§ **Goal of the exercise**
Seek out every line containing the word "ejemplo", and copy each.

§ **Data extract**
◆ ◆ ◆ ◆ ◆ ◆ ◆

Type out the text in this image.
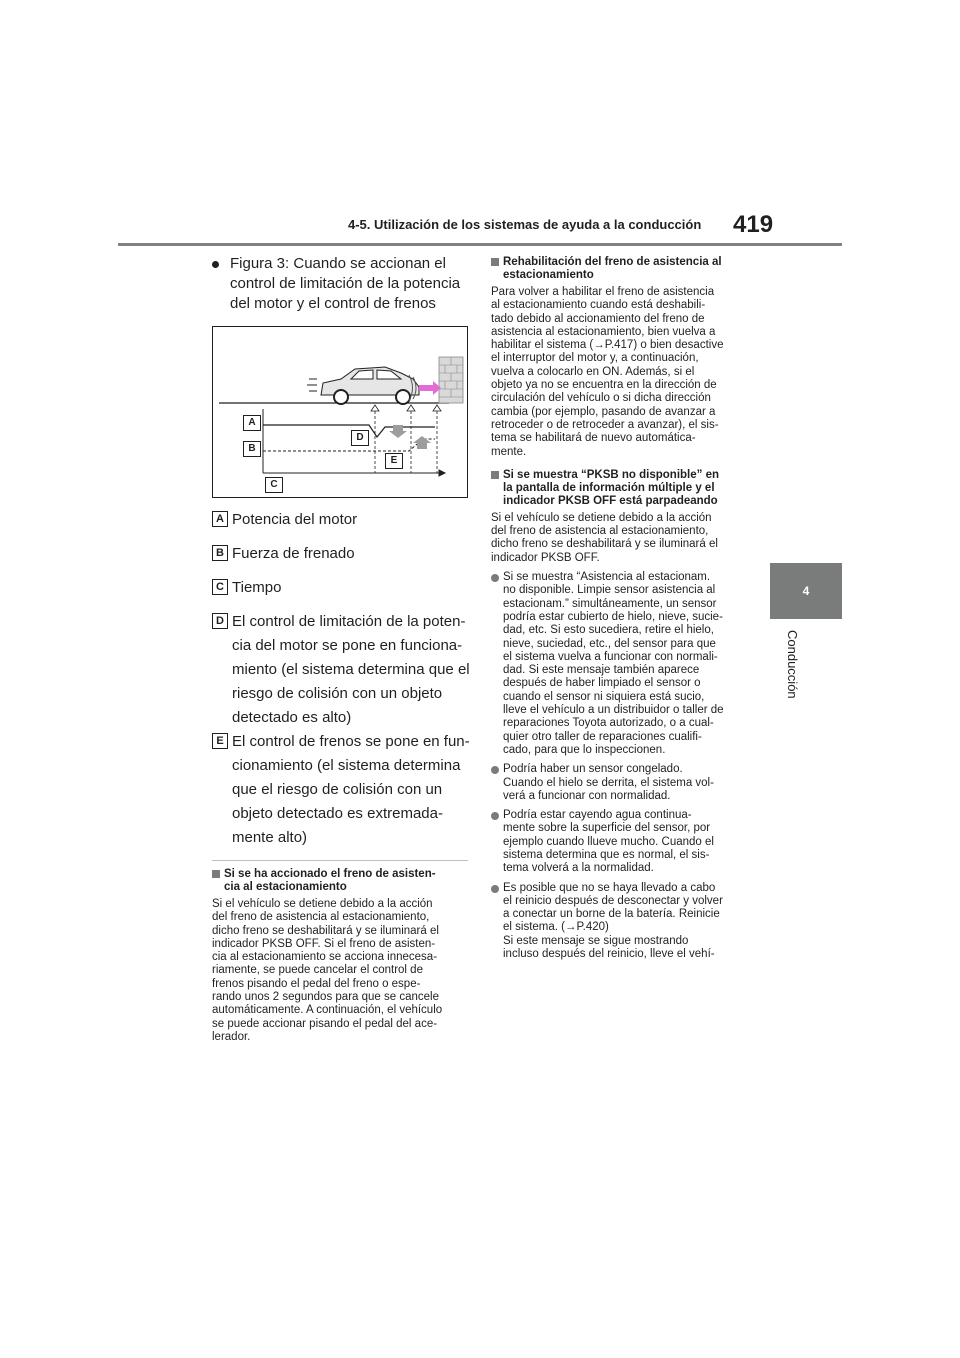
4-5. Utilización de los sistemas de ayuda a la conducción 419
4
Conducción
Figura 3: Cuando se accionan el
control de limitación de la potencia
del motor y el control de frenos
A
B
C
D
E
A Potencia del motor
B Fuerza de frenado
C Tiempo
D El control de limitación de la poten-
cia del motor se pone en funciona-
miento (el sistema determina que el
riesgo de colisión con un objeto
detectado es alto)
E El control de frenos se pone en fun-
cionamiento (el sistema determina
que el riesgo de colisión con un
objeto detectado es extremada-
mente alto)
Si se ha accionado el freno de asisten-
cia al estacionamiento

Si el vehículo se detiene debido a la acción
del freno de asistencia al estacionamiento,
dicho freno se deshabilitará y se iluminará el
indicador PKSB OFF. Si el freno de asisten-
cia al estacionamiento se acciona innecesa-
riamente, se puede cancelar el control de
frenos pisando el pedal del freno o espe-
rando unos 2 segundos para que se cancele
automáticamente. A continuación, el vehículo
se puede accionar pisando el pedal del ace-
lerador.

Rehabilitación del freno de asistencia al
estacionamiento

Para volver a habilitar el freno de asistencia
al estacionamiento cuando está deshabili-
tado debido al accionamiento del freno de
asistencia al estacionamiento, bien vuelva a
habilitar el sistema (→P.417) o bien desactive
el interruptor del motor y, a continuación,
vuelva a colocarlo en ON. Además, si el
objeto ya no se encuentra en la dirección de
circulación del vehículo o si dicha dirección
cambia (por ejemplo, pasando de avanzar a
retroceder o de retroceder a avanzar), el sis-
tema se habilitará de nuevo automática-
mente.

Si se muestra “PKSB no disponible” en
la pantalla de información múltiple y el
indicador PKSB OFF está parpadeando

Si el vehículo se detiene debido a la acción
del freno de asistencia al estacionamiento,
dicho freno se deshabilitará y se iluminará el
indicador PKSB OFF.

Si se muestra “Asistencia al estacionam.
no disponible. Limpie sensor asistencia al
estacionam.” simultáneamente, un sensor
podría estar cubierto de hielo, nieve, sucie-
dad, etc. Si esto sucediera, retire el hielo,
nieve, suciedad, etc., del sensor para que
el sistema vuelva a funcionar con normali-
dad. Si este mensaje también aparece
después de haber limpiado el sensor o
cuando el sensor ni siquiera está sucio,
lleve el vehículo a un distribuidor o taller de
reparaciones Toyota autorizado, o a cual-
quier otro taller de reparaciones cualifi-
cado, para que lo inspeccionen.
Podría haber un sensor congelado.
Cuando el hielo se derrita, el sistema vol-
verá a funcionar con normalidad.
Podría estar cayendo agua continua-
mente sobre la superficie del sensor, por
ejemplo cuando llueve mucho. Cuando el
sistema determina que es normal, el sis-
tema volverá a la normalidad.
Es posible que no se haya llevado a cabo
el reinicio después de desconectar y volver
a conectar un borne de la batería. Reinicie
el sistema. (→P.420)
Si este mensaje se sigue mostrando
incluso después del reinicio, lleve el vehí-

◆ ◆ ◆ ◆ ◆ ◆ ◆

§ **Answer below**
cambia (por ejemplo, pasando de avanzar a
ejemplo cuando llueve mucho. Cuando el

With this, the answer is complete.